_What is expected_
Give a verbatim quotation of every record.
--
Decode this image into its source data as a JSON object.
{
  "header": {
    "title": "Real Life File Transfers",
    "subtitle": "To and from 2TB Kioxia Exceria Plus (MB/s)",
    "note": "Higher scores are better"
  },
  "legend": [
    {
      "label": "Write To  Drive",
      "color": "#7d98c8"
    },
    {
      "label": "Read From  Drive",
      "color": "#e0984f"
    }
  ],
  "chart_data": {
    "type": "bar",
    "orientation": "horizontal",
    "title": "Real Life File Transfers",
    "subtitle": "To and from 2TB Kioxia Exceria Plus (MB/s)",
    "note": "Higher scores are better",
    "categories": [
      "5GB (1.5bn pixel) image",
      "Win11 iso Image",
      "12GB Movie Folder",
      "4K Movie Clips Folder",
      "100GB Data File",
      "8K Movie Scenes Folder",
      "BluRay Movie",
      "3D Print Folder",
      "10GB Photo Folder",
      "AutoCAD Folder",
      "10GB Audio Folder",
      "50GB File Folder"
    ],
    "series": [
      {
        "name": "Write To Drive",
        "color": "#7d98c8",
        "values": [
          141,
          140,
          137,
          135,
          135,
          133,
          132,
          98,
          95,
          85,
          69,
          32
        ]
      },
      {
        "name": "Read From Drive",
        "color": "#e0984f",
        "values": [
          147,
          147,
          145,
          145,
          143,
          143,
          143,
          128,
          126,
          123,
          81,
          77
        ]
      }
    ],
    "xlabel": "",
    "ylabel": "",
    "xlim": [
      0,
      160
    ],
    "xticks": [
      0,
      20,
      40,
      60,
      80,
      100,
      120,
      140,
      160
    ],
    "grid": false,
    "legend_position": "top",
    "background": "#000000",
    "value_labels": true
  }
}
--
_Result below_
Decode this image into its source data as a JSON object.
{
  "header": {
    "title": "Real Life File Transfers",
    "subtitle": "To and from 2TB Kioxia Exceria Plus (MB/s)",
    "note": "Higher scores are better"
  },
  "legend": [
    {
      "label": "Write To  Drive",
      "color": "#7d98c8"
    },
    {
      "label": "Read From  Drive",
      "color": "#e0984f"
    }
  ],
  "chart_data": {
    "type": "bar",
    "orientation": "horizontal",
    "title": "Real Life File Transfers",
    "subtitle": "To and from 2TB Kioxia Exceria Plus (MB/s)",
    "note": "Higher scores are better",
    "categories": [
      "5GB (1.5bn pixel) image",
      "Win11 iso Image",
      "12GB Movie Folder",
      "4K Movie Clips Folder",
      "100GB Data File",
      "8K Movie Scenes Folder",
      "BluRay Movie",
      "3D Print Folder",
      "10GB Photo Folder",
      "AutoCAD Folder",
      "10GB Audio Folder",
      "50GB File Folder"
    ],
    "series": [
      {
        "name": "Write To Drive",
        "color": "#7d98c8",
        "values": [
          141,
          140,
          137,
          135,
          135,
          133,
          132,
          98,
          95,
          85,
          69,
          32
        ]
      },
      {
        "name": "Read From Drive",
        "color": "#e0984f",
        "values": [
          147,
          147,
          145,
          145,
          143,
          143,
          143,
          128,
          126,
          123,
          81,
          77
        ]
      }
    ],
    "xlabel": "",
    "ylabel": "",
    "xlim": [
      0,
      160
    ],
    "xticks": [
      0,
      20,
      40,
      60,
      80,
      100,
      120,
      140,
      160
    ],
    "grid": false,
    "legend_position": "top",
    "background": "#000000",
    "value_labels": true
  }
}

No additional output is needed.